(TO DO) Write out the records beneath this line exactly as they appear, minus any images.

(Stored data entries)
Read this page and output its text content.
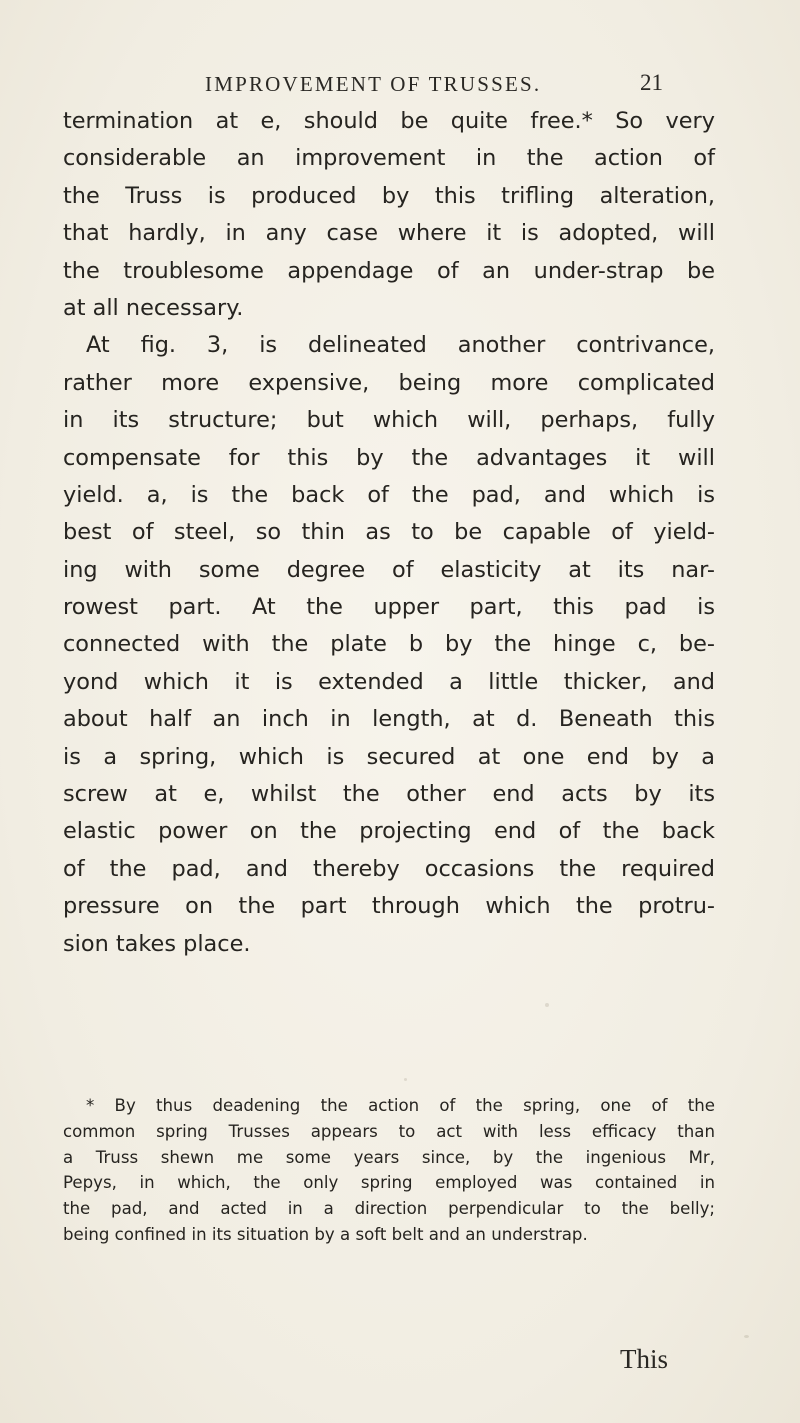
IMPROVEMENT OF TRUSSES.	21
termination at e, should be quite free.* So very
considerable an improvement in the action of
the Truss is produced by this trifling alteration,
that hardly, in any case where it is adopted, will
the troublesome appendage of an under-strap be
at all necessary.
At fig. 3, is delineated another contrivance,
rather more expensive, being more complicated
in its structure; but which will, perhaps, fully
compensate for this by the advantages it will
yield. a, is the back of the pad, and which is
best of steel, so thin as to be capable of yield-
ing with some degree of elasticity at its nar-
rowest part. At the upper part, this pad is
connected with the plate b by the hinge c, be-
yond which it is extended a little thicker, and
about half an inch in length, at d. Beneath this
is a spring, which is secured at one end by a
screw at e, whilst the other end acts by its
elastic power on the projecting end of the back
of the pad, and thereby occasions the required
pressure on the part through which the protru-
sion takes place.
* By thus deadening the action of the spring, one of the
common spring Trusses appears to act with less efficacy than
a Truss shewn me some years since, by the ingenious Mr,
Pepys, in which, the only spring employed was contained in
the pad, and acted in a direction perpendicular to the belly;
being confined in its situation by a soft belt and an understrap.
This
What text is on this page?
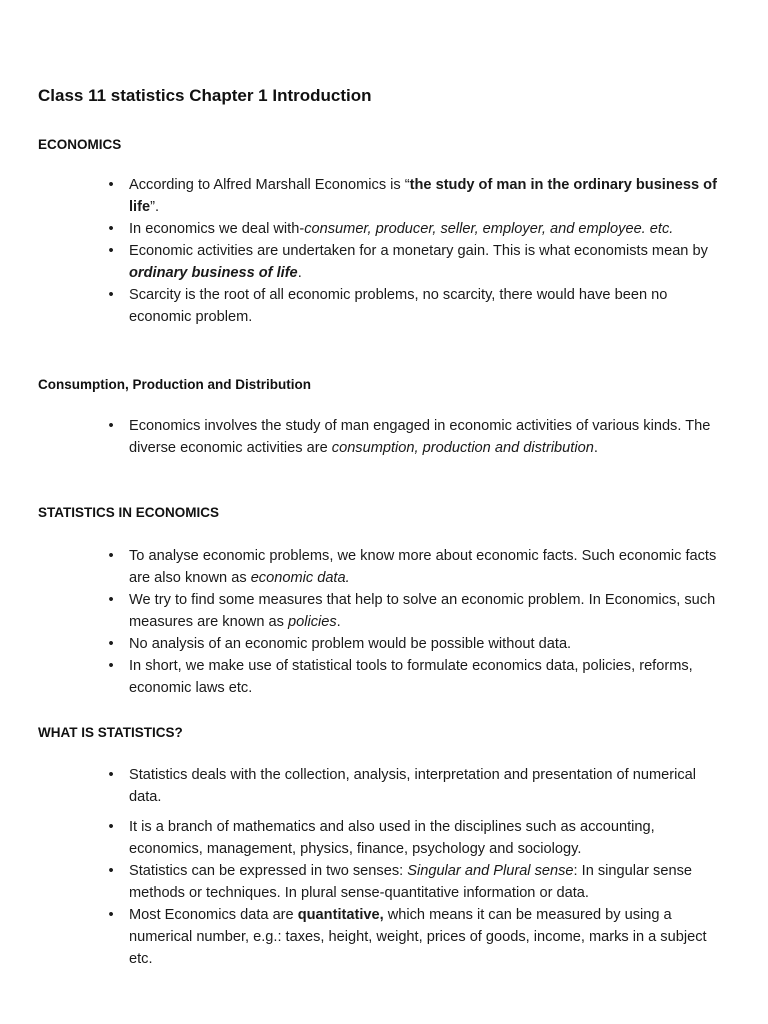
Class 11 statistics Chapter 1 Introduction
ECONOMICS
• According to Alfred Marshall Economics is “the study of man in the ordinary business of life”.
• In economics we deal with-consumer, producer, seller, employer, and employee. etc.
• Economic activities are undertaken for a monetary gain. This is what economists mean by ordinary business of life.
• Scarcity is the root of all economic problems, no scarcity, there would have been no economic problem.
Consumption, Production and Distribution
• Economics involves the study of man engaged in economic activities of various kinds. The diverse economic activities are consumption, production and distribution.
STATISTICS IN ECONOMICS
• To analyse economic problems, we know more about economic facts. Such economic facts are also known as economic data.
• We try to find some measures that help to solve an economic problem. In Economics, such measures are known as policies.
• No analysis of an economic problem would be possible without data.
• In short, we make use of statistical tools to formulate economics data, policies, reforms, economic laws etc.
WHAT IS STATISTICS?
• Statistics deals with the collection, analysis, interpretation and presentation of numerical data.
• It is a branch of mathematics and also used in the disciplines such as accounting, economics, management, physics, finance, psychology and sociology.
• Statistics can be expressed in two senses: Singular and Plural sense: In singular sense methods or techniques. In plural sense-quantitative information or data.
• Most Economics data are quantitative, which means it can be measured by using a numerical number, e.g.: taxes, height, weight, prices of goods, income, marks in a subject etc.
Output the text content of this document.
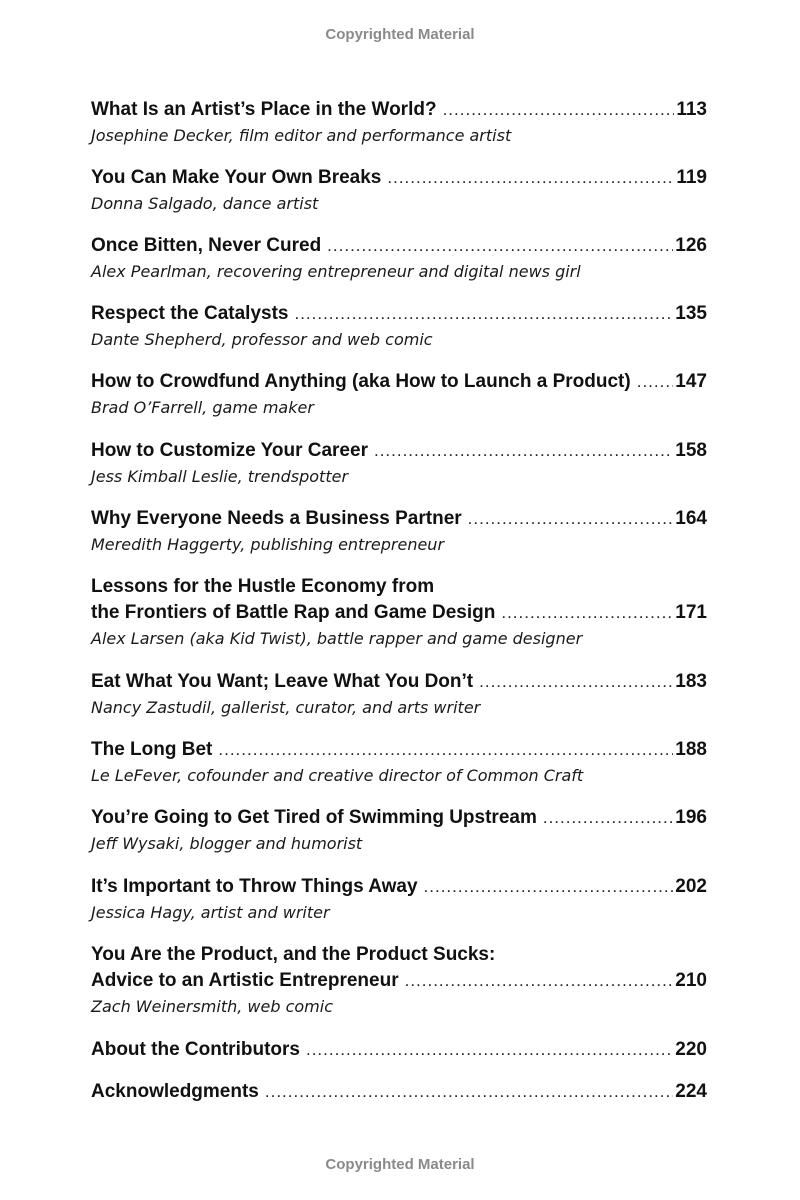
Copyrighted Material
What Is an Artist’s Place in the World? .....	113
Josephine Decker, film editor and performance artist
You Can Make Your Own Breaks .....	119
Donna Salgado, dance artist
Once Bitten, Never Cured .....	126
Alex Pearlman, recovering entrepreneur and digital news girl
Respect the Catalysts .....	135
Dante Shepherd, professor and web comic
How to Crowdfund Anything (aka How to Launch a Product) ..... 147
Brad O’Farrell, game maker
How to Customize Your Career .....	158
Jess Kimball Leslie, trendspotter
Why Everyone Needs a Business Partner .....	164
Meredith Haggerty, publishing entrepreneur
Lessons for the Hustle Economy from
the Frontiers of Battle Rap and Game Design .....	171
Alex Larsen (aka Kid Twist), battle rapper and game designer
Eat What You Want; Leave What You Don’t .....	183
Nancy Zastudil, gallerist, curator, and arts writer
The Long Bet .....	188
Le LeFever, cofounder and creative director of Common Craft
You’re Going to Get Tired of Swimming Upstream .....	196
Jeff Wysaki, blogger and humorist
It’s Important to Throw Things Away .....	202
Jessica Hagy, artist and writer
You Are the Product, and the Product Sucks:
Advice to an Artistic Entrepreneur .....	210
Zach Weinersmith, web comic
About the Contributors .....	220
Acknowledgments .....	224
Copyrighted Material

(SOLUTION)
Read this page and output its text content.
IMPROVEMENT OF TRUSSES.	21
termination at e, should be quite free.* So very
considerable an improvement in the action of
the Truss is produced by this trifling alteration,
that hardly, in any case where it is adopted, will
the troublesome appendage of an under-strap be
at all necessary.
At fig. 3, is delineated another contrivance,
rather more expensive, being more complicated
in its structure; but which will, perhaps, fully
compensate for this by the advantages it will
yield. a, is the back of the pad, and which is
best of steel, so thin as to be capable of yield-
ing with some degree of elasticity at its nar-
rowest part. At the upper part, this pad is
connected with the plate b by the hinge c, be-
yond which it is extended a little thicker, and
about half an inch in length, at d. Beneath this
is a spring, which is secured at one end by a
screw at e, whilst the other end acts by its
elastic power on the projecting end of the back
of the pad, and thereby occasions the required
pressure on the part through which the protru-
sion takes place.
* By thus deadening the action of the spring, one of the
common spring Trusses appears to act with less efficacy than
a Truss shewn me some years since, by the ingenious Mr,
Pepys, in which, the only spring employed was contained in
the pad, and acted in a direction perpendicular to the belly;
being confined in its situation by a soft belt and an understrap.
This
What text is on this page?
Class 11 statistics Chapter 1 Introduction
ECONOMICS
• According to Alfred Marshall Economics is “the study of man in the ordinary business of life”.
• In economics we deal with-consumer, producer, seller, employer, and employee. etc.
• Economic activities are undertaken for a monetary gain. This is what economists mean by ordinary business of life.
• Scarcity is the root of all economic problems, no scarcity, there would have been no economic problem.
Consumption, Production and Distribution
• Economics involves the study of man engaged in economic activities of various kinds. The diverse economic activities are consumption, production and distribution.
STATISTICS IN ECONOMICS
• To analyse economic problems, we know more about economic facts. Such economic facts are also known as economic data.
• We try to find some measures that help to solve an economic problem. In Economics, such measures are known as policies.
• No analysis of an economic problem would be possible without data.
• In short, we make use of statistical tools to formulate economics data, policies, reforms, economic laws etc.
WHAT IS STATISTICS?
• Statistics deals with the collection, analysis, interpretation and presentation of numerical data.
• It is a branch of mathematics and also used in the disciplines such as accounting, economics, management, physics, finance, psychology and sociology.
• Statistics can be expressed in two senses: Singular and Plural sense: In singular sense methods or techniques. In plural sense-quantitative information or data.
• Most Economics data are quantitative, which means it can be measured by using a numerical number, e.g.: taxes, height, weight, prices of goods, income, marks in a subject etc.
Output the text content of this document.
Copyrighted Material
What Is an Artist’s Place in the World? .....	113
Josephine Decker, film editor and performance artist
You Can Make Your Own Breaks .....	119
Donna Salgado, dance artist
Once Bitten, Never Cured .....	126
Alex Pearlman, recovering entrepreneur and digital news girl
Respect the Catalysts .....	135
Dante Shepherd, professor and web comic
How to Crowdfund Anything (aka How to Launch a Product) ..... 147
Brad O’Farrell, game maker
How to Customize Your Career .....	158
Jess Kimball Leslie, trendspotter
Why Everyone Needs a Business Partner .....	164
Meredith Haggerty, publishing entrepreneur
Lessons for the Hustle Economy from
the Frontiers of Battle Rap and Game Design .....	171
Alex Larsen (aka Kid Twist), battle rapper and game designer
Eat What You Want; Leave What You Don’t .....	183
Nancy Zastudil, gallerist, curator, and arts writer
The Long Bet .....	188
Le LeFever, cofounder and creative director of Common Craft
You’re Going to Get Tired of Swimming Upstream .....	196
Jeff Wysaki, blogger and humorist
It’s Important to Throw Things Away .....	202
Jessica Hagy, artist and writer
You Are the Product, and the Product Sucks:
Advice to an Artistic Entrepreneur .....	210
Zach Weinersmith, web comic
About the Contributors .....	220
Acknowledgments .....	224
Copyrighted Material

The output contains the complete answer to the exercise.